** START Information provided **

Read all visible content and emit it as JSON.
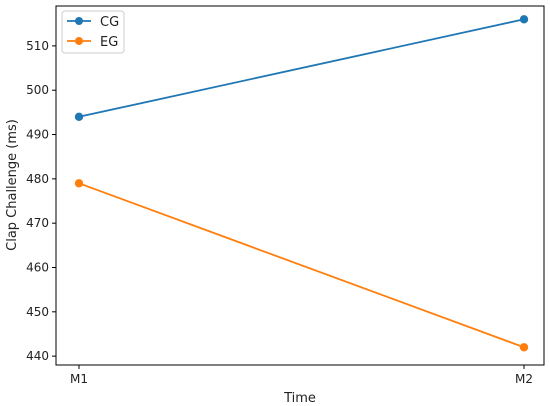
{
  "chart_data": {
    "type": "line",
    "title": "",
    "xlabel": "Time",
    "ylabel": "Clap Challenge (ms)",
    "categories": [
      "M1",
      "M2"
    ],
    "ylim": [
      438,
      519
    ],
    "yticks": [
      440,
      450,
      460,
      470,
      480,
      490,
      500,
      510
    ],
    "grid": false,
    "legend_position": "top-left",
    "series": [
      {
        "name": "CG",
        "color": "#1f77b4",
        "values": [
          494,
          516
        ]
      },
      {
        "name": "EG",
        "color": "#ff7f0e",
        "values": [
          479,
          442
        ]
      }
    ]
  }
}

** END Information provided **

**The request**
Return each line exactly as written. Any picture gets left out.

**Problem solution**
Read all visible content and emit it as JSON.
{
  "chart_data": {
    "type": "line",
    "title": "",
    "xlabel": "Time",
    "ylabel": "Clap Challenge (ms)",
    "categories": [
      "M1",
      "M2"
    ],
    "ylim": [
      438,
      519
    ],
    "yticks": [
      440,
      450,
      460,
      470,
      480,
      490,
      500,
      510
    ],
    "grid": false,
    "legend_position": "top-left",
    "series": [
      {
        "name": "CG",
        "color": "#1f77b4",
        "values": [
          494,
          516
        ]
      },
      {
        "name": "EG",
        "color": "#ff7f0e",
        "values": [
          479,
          442
        ]
      }
    ]
  }
}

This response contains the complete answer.